◆ Aim of the task ◆
Look for the word "times" in the entries below, then copy every line that has it.

◆ Given records ◆
[BEGIN]

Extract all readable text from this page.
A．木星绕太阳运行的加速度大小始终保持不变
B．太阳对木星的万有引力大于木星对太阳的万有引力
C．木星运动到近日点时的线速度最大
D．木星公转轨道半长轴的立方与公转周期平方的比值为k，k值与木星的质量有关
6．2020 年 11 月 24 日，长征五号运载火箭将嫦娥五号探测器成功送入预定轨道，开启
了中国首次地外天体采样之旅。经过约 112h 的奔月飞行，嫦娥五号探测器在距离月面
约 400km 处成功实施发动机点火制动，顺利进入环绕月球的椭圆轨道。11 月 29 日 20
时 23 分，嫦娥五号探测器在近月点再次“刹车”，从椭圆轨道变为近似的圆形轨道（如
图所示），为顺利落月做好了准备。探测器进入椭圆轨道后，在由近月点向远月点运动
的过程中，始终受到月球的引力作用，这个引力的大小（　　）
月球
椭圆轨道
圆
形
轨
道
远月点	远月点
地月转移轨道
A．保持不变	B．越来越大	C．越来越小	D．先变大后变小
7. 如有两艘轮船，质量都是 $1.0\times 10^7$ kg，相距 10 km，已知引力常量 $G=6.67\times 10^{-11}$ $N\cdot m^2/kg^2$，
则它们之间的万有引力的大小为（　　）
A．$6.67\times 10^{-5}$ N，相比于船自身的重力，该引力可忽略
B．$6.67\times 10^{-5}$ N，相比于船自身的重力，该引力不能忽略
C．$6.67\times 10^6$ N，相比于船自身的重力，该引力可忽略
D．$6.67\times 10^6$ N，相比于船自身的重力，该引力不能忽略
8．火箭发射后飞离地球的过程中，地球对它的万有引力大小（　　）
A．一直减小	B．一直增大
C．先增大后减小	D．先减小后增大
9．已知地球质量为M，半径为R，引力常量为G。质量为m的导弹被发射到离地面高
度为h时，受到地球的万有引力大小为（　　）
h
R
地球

[END]

◆ Solved exercise ◆
7. 如有两艘轮船，质量都是 $1.0\times 10^7$ kg，相距 10 km，已知引力常量 $G=6.67\times 10^{-11}$ $N\cdot m^2/kg^2$，
A．$6.67\times 10^{-5}$ N，相比于船自身的重力，该引力可忽略
B．$6.67\times 10^{-5}$ N，相比于船自身的重力，该引力不能忽略
C．$6.67\times 10^6$ N，相比于船自身的重力，该引力可忽略
D．$6.67\times 10^6$ N，相比于船自身的重力，该引力不能忽略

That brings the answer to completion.